Records from a collection:

==========

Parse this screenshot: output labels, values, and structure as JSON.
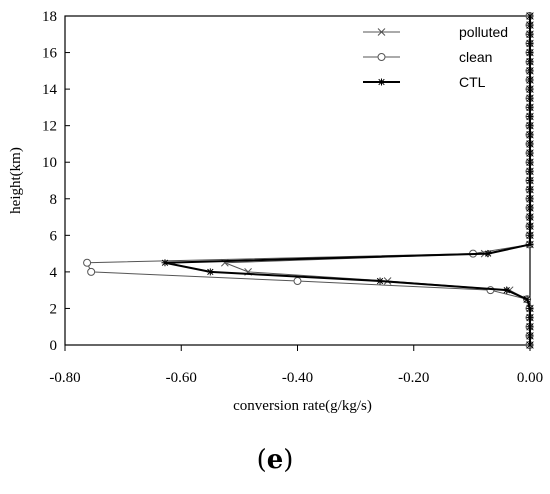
{
  "chart_data": {
    "type": "line",
    "xlabel": "conversion rate(g/kg/s)",
    "ylabel": "height(km)",
    "xlim": [
      -0.8,
      0.0
    ],
    "ylim": [
      0,
      18
    ],
    "xticks": [
      "-0.80",
      "-0.60",
      "-0.40",
      "-0.20",
      "0.00"
    ],
    "yticks": [
      "0",
      "2",
      "4",
      "6",
      "8",
      "10",
      "12",
      "14",
      "16",
      "18"
    ],
    "legend_position": "top-right",
    "grid": false,
    "series": [
      {
        "name": "polluted",
        "marker": "x",
        "color": "#555555",
        "x": [
          0.0,
          0.0,
          0.0,
          -0.005,
          -0.035,
          -0.245,
          -0.485,
          -0.525,
          -0.078,
          0.0,
          0.0,
          0.0,
          0.0,
          0.0,
          0.0,
          0.0,
          0.0,
          0.0,
          0.0,
          0.0,
          0.0,
          0.0,
          0.0,
          0.0,
          0.0,
          0.0,
          0.0,
          0.0,
          0.0,
          0.0,
          0.0,
          0.0,
          0.0,
          0.0,
          0.0,
          0.0,
          0.0
        ],
        "y": [
          0.0,
          0.5,
          1.0,
          2.5,
          3.0,
          3.5,
          4.0,
          4.5,
          5.0,
          5.5,
          6.0,
          6.5,
          7.0,
          7.5,
          8.0,
          8.5,
          9.0,
          9.5,
          10.0,
          10.5,
          11.0,
          11.5,
          12.0,
          12.5,
          13.0,
          13.5,
          14.0,
          14.5,
          15.0,
          15.5,
          16.0,
          16.5,
          17.0,
          17.5,
          18.0,
          1.5,
          2.0
        ]
      },
      {
        "name": "clean",
        "marker": "o",
        "color": "#555555",
        "x": [
          0.0,
          0.0,
          0.0,
          -0.005,
          -0.068,
          -0.4,
          -0.755,
          -0.762,
          -0.098,
          0.0,
          0.0,
          0.0,
          0.0,
          0.0,
          0.0,
          0.0,
          0.0,
          0.0,
          0.0,
          0.0,
          0.0,
          0.0,
          0.0,
          0.0,
          0.0,
          0.0,
          0.0,
          0.0,
          0.0,
          0.0,
          0.0,
          0.0,
          0.0,
          0.0,
          0.0,
          0.0,
          0.0
        ],
        "y": [
          0.0,
          0.5,
          1.0,
          2.5,
          3.0,
          3.5,
          4.0,
          4.5,
          5.0,
          5.5,
          6.0,
          6.5,
          7.0,
          7.5,
          8.0,
          8.5,
          9.0,
          9.5,
          10.0,
          10.5,
          11.0,
          11.5,
          12.0,
          12.5,
          13.0,
          13.5,
          14.0,
          14.5,
          15.0,
          15.5,
          16.0,
          16.5,
          17.0,
          17.5,
          18.0,
          1.5,
          2.0
        ]
      },
      {
        "name": "CTL",
        "marker": "*",
        "color": "#000000",
        "x": [
          0.0,
          0.0,
          0.0,
          -0.005,
          -0.04,
          -0.258,
          -0.55,
          -0.628,
          -0.072,
          0.0,
          0.0,
          0.0,
          0.0,
          0.0,
          0.0,
          0.0,
          0.0,
          0.0,
          0.0,
          0.0,
          0.0,
          0.0,
          0.0,
          0.0,
          0.0,
          0.0,
          0.0,
          0.0,
          0.0,
          0.0,
          0.0,
          0.0,
          0.0,
          0.0,
          0.0,
          0.0,
          0.0
        ],
        "y": [
          0.0,
          0.5,
          1.0,
          2.5,
          3.0,
          3.5,
          4.0,
          4.5,
          5.0,
          5.5,
          6.0,
          6.5,
          7.0,
          7.5,
          8.0,
          8.5,
          9.0,
          9.5,
          10.0,
          10.5,
          11.0,
          11.5,
          12.0,
          12.5,
          13.0,
          13.5,
          14.0,
          14.5,
          15.0,
          15.5,
          16.0,
          16.5,
          17.0,
          17.5,
          18.0,
          1.5,
          2.0
        ]
      }
    ]
  },
  "panel_label": {
    "open": "(",
    "letter": "e",
    "close": ")"
  }
}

==========

#### Exercise objective
Restate each entry word for word, leaving out any pictures.

#### Completed exercise
Parse this screenshot: output labels, values, and structure as JSON.
{
  "chart_data": {
    "type": "line",
    "xlabel": "conversion rate(g/kg/s)",
    "ylabel": "height(km)",
    "xlim": [
      -0.8,
      0.0
    ],
    "ylim": [
      0,
      18
    ],
    "xticks": [
      "-0.80",
      "-0.60",
      "-0.40",
      "-0.20",
      "0.00"
    ],
    "yticks": [
      "0",
      "2",
      "4",
      "6",
      "8",
      "10",
      "12",
      "14",
      "16",
      "18"
    ],
    "legend_position": "top-right",
    "grid": false,
    "series": [
      {
        "name": "polluted",
        "marker": "x",
        "color": "#555555",
        "x": [
          0.0,
          0.0,
          0.0,
          -0.005,
          -0.035,
          -0.245,
          -0.485,
          -0.525,
          -0.078,
          0.0,
          0.0,
          0.0,
          0.0,
          0.0,
          0.0,
          0.0,
          0.0,
          0.0,
          0.0,
          0.0,
          0.0,
          0.0,
          0.0,
          0.0,
          0.0,
          0.0,
          0.0,
          0.0,
          0.0,
          0.0,
          0.0,
          0.0,
          0.0,
          0.0,
          0.0,
          0.0,
          0.0
        ],
        "y": [
          0.0,
          0.5,
          1.0,
          2.5,
          3.0,
          3.5,
          4.0,
          4.5,
          5.0,
          5.5,
          6.0,
          6.5,
          7.0,
          7.5,
          8.0,
          8.5,
          9.0,
          9.5,
          10.0,
          10.5,
          11.0,
          11.5,
          12.0,
          12.5,
          13.0,
          13.5,
          14.0,
          14.5,
          15.0,
          15.5,
          16.0,
          16.5,
          17.0,
          17.5,
          18.0,
          1.5,
          2.0
        ]
      },
      {
        "name": "clean",
        "marker": "o",
        "color": "#555555",
        "x": [
          0.0,
          0.0,
          0.0,
          -0.005,
          -0.068,
          -0.4,
          -0.755,
          -0.762,
          -0.098,
          0.0,
          0.0,
          0.0,
          0.0,
          0.0,
          0.0,
          0.0,
          0.0,
          0.0,
          0.0,
          0.0,
          0.0,
          0.0,
          0.0,
          0.0,
          0.0,
          0.0,
          0.0,
          0.0,
          0.0,
          0.0,
          0.0,
          0.0,
          0.0,
          0.0,
          0.0,
          0.0,
          0.0
        ],
        "y": [
          0.0,
          0.5,
          1.0,
          2.5,
          3.0,
          3.5,
          4.0,
          4.5,
          5.0,
          5.5,
          6.0,
          6.5,
          7.0,
          7.5,
          8.0,
          8.5,
          9.0,
          9.5,
          10.0,
          10.5,
          11.0,
          11.5,
          12.0,
          12.5,
          13.0,
          13.5,
          14.0,
          14.5,
          15.0,
          15.5,
          16.0,
          16.5,
          17.0,
          17.5,
          18.0,
          1.5,
          2.0
        ]
      },
      {
        "name": "CTL",
        "marker": "*",
        "color": "#000000",
        "x": [
          0.0,
          0.0,
          0.0,
          -0.005,
          -0.04,
          -0.258,
          -0.55,
          -0.628,
          -0.072,
          0.0,
          0.0,
          0.0,
          0.0,
          0.0,
          0.0,
          0.0,
          0.0,
          0.0,
          0.0,
          0.0,
          0.0,
          0.0,
          0.0,
          0.0,
          0.0,
          0.0,
          0.0,
          0.0,
          0.0,
          0.0,
          0.0,
          0.0,
          0.0,
          0.0,
          0.0,
          0.0,
          0.0
        ],
        "y": [
          0.0,
          0.5,
          1.0,
          2.5,
          3.0,
          3.5,
          4.0,
          4.5,
          5.0,
          5.5,
          6.0,
          6.5,
          7.0,
          7.5,
          8.0,
          8.5,
          9.0,
          9.5,
          10.0,
          10.5,
          11.0,
          11.5,
          12.0,
          12.5,
          13.0,
          13.5,
          14.0,
          14.5,
          15.0,
          15.5,
          16.0,
          16.5,
          17.0,
          17.5,
          18.0,
          1.5,
          2.0
        ]
      }
    ]
  },
  "panel_label": {
    "open": "(",
    "letter": "e",
    "close": ")"
  }
}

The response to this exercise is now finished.